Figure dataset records
☆ ☆ ☆ ☆ ☆

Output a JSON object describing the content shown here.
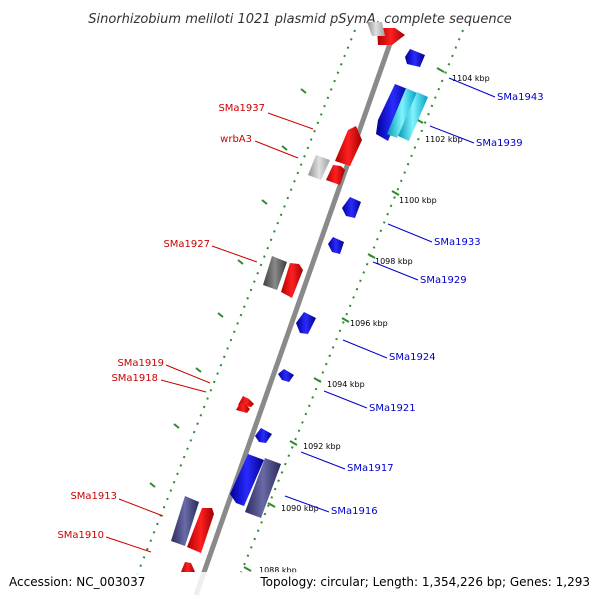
{
  "title": "Sinorhizobium meliloti 1021 plasmid pSymA, complete sequence",
  "footer": {
    "accession": "Accession: NC_003037",
    "topology": "Topology: circular; Length: 1,354,226 bp; Genes: 1,293"
  },
  "colors": {
    "backbone": "#8a8a8a",
    "tick_dash": "#2e8b2e",
    "forward_gene": "#ff0000",
    "reverse_gene": "#0000ff",
    "forward_label": "#cc0000",
    "reverse_label": "#0000cc",
    "pseudo_gene": "#b0b0b0",
    "operon_dark": "#4a4a80",
    "cyan_gene": "#00e0ff"
  },
  "kbp_ticks": [
    "1104 kbp",
    "1102 kbp",
    "1100 kbp",
    "1098 kbp",
    "1096 kbp",
    "1094 kbp",
    "1092 kbp",
    "1090 kbp",
    "1088 kbp"
  ],
  "left_labels": [
    "SMa1937",
    "wrbA3",
    "SMa1927",
    "SMa1919",
    "SMa1918",
    "SMa1913",
    "SMa1910"
  ],
  "right_labels": [
    "SMa1943",
    "SMa1939",
    "SMa1933",
    "SMa1929",
    "SMa1924",
    "SMa1921",
    "SMa1917",
    "SMa1916"
  ]
}
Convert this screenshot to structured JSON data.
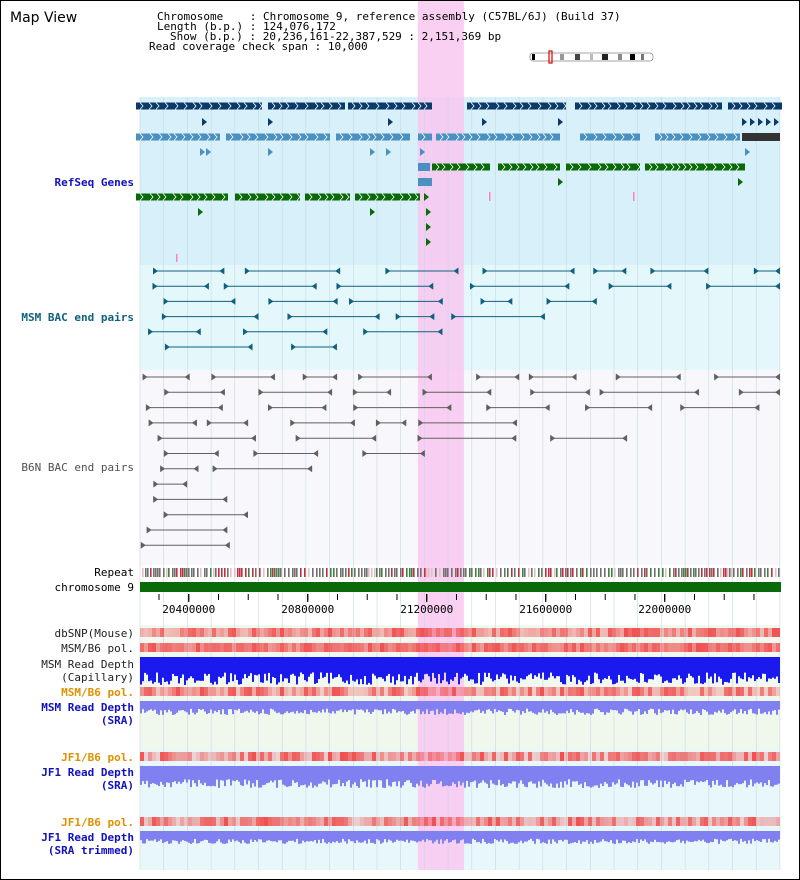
{
  "view_title": "Map View",
  "header": {
    "chromosome_label": "Chromosome",
    "chromosome_value": "Chromosome 9, reference assembly (C57BL/6J) (Build 37)",
    "length_label": "Length (b.p.)",
    "length_value": "124,076,172",
    "show_label": "Show (b.p.)",
    "show_value": "20,236,161-22,387,529 : 2,151,369 bp",
    "coverage_label": "Read coverage check span",
    "coverage_value": "10,000"
  },
  "tracks": {
    "refseq": "RefSeq Genes",
    "msm_bac": "MSM BAC end pairs",
    "b6n_bac": "B6N BAC end pairs",
    "repeat": "Repeat",
    "chromosome": "chromosome 9",
    "dbsnp": "dbSNP(Mouse)",
    "msm_pol_1": "MSM/B6 pol.",
    "msm_depth_cap_1": "MSM Read Depth",
    "msm_depth_cap_2": "(Capillary)",
    "msm_pol_2": "MSM/B6 pol.",
    "msm_depth_sra_1": "MSM Read Depth",
    "msm_depth_sra_2": "(SRA)",
    "jf1_pol_1": "JF1/B6 pol.",
    "jf1_depth_sra_1": "JF1 Read Depth",
    "jf1_depth_sra_2": "(SRA)",
    "jf1_pol_2": "JF1/B6 pol.",
    "jf1_depth_trim_1": "JF1 Read Depth",
    "jf1_depth_trim_2": "(SRA trimmed)"
  },
  "axis": {
    "ticks": [
      {
        "label": "20400000",
        "pos": 20400000
      },
      {
        "label": "20800000",
        "pos": 20800000
      },
      {
        "label": "21200000",
        "pos": 21200000
      },
      {
        "label": "21600000",
        "pos": 21600000
      },
      {
        "label": "22000000",
        "pos": 22000000
      }
    ],
    "range_start": 20236161,
    "range_end": 22387529,
    "highlight_start": 21170000,
    "highlight_end": 21325000
  },
  "colors": {
    "refseq_dark": "#0a3a6a",
    "refseq_mid": "#4a90c0",
    "refseq_green": "#0a6a0a",
    "msm_line": "#106080",
    "b6n_line": "#606060",
    "chromosome_bar": "#0a6a0a",
    "highlight": "#f8c8f0",
    "depth_blue": "#1a1aee",
    "depth_lightblue": "#8080f0",
    "snp_red": "#f05050"
  }
}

☆ ☆ ☆ ☆ ☆

The lines from the one containing "Convert this screenshot" through the last line of the data above are to be transcribed exactly, both included, with all pictures left out.

Convert this screenshot to structured JSON data.
{
  "view_title": "Map View",
  "header": {
    "chromosome_label": "Chromosome",
    "chromosome_value": "Chromosome 9, reference assembly (C57BL/6J) (Build 37)",
    "length_label": "Length (b.p.)",
    "length_value": "124,076,172",
    "show_label": "Show (b.p.)",
    "show_value": "20,236,161-22,387,529 : 2,151,369 bp",
    "coverage_label": "Read coverage check span",
    "coverage_value": "10,000"
  },
  "tracks": {
    "refseq": "RefSeq Genes",
    "msm_bac": "MSM BAC end pairs",
    "b6n_bac": "B6N BAC end pairs",
    "repeat": "Repeat",
    "chromosome": "chromosome 9",
    "dbsnp": "dbSNP(Mouse)",
    "msm_pol_1": "MSM/B6 pol.",
    "msm_depth_cap_1": "MSM Read Depth",
    "msm_depth_cap_2": "(Capillary)",
    "msm_pol_2": "MSM/B6 pol.",
    "msm_depth_sra_1": "MSM Read Depth",
    "msm_depth_sra_2": "(SRA)",
    "jf1_pol_1": "JF1/B6 pol.",
    "jf1_depth_sra_1": "JF1 Read Depth",
    "jf1_depth_sra_2": "(SRA)",
    "jf1_pol_2": "JF1/B6 pol.",
    "jf1_depth_trim_1": "JF1 Read Depth",
    "jf1_depth_trim_2": "(SRA trimmed)"
  },
  "axis": {
    "ticks": [
      {
        "label": "20400000",
        "pos": 20400000
      },
      {
        "label": "20800000",
        "pos": 20800000
      },
      {
        "label": "21200000",
        "pos": 21200000
      },
      {
        "label": "21600000",
        "pos": 21600000
      },
      {
        "label": "22000000",
        "pos": 22000000
      }
    ],
    "range_start": 20236161,
    "range_end": 22387529,
    "highlight_start": 21170000,
    "highlight_end": 21325000
  },
  "colors": {
    "refseq_dark": "#0a3a6a",
    "refseq_mid": "#4a90c0",
    "refseq_green": "#0a6a0a",
    "msm_line": "#106080",
    "b6n_line": "#606060",
    "chromosome_bar": "#0a6a0a",
    "highlight": "#f8c8f0",
    "depth_blue": "#1a1aee",
    "depth_lightblue": "#8080f0",
    "snp_red": "#f05050"
  }
}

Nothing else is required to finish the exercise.